Short task>
State how many lines include "LAPTOP", giving the number by itself.

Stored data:
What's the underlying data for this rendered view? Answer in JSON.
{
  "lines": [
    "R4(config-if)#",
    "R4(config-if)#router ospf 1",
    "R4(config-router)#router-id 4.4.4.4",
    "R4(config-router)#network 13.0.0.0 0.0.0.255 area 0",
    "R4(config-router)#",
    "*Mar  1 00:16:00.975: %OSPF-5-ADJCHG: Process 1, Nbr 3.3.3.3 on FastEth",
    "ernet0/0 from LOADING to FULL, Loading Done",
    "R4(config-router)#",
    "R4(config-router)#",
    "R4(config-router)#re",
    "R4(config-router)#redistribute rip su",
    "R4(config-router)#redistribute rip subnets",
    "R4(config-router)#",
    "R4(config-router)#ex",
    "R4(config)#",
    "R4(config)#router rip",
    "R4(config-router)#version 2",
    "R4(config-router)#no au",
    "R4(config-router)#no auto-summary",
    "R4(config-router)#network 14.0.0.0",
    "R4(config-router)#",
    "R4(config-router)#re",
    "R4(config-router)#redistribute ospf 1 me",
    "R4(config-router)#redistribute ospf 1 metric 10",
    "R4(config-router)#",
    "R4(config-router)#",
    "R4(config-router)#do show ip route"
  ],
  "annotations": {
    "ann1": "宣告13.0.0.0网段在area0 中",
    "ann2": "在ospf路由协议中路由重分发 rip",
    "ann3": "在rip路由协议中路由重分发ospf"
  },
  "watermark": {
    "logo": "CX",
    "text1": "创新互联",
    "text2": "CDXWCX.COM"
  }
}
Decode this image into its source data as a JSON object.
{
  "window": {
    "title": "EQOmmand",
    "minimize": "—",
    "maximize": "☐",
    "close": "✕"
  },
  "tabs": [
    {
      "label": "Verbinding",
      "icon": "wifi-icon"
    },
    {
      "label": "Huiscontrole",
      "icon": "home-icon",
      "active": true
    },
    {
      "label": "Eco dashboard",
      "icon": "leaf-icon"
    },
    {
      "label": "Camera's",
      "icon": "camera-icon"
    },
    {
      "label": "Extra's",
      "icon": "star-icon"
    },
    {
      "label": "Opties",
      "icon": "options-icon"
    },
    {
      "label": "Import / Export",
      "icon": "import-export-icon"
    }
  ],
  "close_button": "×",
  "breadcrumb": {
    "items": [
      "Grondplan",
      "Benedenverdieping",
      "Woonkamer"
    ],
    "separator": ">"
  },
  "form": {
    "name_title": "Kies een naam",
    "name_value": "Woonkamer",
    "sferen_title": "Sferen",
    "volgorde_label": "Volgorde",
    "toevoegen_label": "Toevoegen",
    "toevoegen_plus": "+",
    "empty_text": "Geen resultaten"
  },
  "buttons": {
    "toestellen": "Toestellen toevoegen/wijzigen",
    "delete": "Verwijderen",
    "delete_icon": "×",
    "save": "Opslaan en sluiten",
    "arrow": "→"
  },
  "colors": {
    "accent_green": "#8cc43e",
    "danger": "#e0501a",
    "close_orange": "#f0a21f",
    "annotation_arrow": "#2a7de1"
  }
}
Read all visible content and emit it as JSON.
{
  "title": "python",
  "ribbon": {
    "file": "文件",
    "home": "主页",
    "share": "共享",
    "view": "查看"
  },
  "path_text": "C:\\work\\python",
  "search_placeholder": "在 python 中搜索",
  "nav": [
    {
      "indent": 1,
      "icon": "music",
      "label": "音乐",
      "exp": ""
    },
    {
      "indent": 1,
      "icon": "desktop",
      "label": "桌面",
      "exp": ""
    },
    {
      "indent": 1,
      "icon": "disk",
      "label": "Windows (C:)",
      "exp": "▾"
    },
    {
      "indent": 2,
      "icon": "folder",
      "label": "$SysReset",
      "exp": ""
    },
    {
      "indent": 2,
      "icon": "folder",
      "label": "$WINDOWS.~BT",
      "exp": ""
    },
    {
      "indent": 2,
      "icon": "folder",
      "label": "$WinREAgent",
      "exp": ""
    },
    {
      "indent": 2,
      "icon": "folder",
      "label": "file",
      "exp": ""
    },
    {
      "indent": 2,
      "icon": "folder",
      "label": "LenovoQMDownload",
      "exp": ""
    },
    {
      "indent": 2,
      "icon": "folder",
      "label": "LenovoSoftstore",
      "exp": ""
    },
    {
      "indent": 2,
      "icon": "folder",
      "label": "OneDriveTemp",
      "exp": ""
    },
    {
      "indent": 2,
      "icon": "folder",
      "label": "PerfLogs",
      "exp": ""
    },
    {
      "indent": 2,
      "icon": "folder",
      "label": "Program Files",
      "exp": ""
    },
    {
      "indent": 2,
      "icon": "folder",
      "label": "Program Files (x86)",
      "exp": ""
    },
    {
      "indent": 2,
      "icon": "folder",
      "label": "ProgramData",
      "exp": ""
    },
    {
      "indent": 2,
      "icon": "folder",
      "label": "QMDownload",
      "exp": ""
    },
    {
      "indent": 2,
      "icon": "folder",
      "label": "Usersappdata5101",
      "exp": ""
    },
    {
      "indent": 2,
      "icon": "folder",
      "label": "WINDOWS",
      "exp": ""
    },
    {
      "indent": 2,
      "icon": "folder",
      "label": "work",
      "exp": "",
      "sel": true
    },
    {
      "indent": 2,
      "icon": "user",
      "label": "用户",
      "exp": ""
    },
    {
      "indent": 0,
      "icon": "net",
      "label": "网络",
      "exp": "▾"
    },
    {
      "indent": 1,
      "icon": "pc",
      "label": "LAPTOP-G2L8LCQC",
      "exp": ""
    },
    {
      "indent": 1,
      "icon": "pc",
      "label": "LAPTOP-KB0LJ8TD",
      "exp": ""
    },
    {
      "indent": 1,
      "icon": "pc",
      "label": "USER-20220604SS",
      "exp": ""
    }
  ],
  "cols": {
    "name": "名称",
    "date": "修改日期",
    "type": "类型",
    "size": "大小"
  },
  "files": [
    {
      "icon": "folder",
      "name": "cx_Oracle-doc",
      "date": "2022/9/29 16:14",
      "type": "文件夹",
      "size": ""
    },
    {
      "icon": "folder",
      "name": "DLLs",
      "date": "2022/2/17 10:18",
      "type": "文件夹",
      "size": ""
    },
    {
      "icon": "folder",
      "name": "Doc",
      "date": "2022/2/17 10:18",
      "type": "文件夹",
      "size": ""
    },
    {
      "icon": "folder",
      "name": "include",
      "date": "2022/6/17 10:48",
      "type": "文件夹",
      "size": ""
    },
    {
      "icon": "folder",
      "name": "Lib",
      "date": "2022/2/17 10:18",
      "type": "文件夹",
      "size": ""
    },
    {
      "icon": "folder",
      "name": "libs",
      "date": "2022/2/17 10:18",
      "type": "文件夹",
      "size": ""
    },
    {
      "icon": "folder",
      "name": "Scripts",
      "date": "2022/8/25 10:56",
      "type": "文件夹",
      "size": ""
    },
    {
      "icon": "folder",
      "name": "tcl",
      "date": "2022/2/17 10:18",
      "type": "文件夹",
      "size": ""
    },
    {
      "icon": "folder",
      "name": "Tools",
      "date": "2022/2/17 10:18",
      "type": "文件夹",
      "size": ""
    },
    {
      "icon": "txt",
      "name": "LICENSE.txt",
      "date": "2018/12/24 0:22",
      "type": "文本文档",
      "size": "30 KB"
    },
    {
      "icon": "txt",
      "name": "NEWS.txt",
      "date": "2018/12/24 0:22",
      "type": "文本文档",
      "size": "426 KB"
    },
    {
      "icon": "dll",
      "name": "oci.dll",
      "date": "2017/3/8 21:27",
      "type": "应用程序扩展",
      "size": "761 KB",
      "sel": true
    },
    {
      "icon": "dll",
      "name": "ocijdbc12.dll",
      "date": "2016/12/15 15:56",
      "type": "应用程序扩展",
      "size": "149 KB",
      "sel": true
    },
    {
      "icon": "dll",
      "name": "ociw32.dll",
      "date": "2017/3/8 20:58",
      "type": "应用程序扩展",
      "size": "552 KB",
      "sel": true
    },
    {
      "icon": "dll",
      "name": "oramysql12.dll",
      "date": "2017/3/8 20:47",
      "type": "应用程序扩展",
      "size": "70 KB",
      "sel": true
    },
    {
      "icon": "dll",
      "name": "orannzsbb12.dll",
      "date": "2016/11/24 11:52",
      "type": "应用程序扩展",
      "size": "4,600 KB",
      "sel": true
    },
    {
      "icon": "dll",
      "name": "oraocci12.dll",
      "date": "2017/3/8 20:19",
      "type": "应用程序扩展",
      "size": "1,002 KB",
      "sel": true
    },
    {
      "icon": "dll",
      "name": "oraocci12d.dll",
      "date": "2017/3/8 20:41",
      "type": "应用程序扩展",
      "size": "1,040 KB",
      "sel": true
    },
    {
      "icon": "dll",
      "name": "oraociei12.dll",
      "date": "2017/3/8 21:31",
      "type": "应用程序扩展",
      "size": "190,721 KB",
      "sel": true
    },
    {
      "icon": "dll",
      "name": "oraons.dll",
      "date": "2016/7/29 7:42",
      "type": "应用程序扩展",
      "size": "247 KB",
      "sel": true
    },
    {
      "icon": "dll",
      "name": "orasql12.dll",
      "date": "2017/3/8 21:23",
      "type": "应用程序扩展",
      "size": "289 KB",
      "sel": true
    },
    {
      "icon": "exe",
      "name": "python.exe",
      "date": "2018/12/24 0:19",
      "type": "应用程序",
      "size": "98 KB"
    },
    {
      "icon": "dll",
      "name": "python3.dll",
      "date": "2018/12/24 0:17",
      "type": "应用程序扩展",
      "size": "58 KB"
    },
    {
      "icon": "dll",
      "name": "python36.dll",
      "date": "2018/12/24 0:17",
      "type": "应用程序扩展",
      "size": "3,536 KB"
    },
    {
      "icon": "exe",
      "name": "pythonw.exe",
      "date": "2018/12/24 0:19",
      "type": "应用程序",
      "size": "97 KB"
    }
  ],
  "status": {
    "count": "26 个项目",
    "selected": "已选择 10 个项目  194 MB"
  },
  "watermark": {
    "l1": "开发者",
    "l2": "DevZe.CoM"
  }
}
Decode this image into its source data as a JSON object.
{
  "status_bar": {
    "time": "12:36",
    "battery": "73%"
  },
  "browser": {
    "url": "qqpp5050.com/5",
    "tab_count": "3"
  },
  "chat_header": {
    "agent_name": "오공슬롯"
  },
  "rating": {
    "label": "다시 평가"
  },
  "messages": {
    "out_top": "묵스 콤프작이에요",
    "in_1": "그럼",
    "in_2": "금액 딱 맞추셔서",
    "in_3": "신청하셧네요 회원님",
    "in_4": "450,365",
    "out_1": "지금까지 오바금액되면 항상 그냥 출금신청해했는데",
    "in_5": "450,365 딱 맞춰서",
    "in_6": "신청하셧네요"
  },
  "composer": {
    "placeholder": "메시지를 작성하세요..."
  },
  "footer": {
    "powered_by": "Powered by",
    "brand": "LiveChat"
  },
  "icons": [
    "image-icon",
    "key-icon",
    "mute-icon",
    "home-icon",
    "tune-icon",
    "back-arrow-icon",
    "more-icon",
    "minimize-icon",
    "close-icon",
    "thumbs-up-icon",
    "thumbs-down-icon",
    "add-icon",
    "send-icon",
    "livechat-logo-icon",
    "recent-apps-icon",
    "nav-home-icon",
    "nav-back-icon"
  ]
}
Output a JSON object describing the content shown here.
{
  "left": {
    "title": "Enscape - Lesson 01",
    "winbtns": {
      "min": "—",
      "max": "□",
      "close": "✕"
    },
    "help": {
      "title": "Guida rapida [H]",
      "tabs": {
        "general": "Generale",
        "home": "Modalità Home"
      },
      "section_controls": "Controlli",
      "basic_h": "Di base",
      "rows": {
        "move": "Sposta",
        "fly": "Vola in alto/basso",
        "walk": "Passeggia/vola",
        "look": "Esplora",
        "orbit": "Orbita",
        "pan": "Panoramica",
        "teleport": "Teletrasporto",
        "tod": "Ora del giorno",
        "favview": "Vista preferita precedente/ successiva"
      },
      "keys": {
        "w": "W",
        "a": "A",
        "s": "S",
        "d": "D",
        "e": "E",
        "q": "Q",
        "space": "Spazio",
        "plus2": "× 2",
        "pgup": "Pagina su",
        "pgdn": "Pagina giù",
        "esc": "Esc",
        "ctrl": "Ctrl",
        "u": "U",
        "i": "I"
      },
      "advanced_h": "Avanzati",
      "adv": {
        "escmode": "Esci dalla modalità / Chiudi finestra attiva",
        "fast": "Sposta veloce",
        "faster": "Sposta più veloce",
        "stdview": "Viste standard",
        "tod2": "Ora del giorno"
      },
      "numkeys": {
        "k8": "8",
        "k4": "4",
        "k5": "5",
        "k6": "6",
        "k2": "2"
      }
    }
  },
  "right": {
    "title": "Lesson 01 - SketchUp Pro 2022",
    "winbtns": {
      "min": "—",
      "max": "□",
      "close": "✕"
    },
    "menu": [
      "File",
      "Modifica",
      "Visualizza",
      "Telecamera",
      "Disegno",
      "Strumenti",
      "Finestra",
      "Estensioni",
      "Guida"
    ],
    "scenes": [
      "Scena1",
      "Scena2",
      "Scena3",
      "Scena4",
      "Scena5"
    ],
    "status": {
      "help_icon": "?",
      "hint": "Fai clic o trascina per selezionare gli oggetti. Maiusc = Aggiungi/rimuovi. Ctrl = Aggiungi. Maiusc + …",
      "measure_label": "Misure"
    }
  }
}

Result of the exercise>
2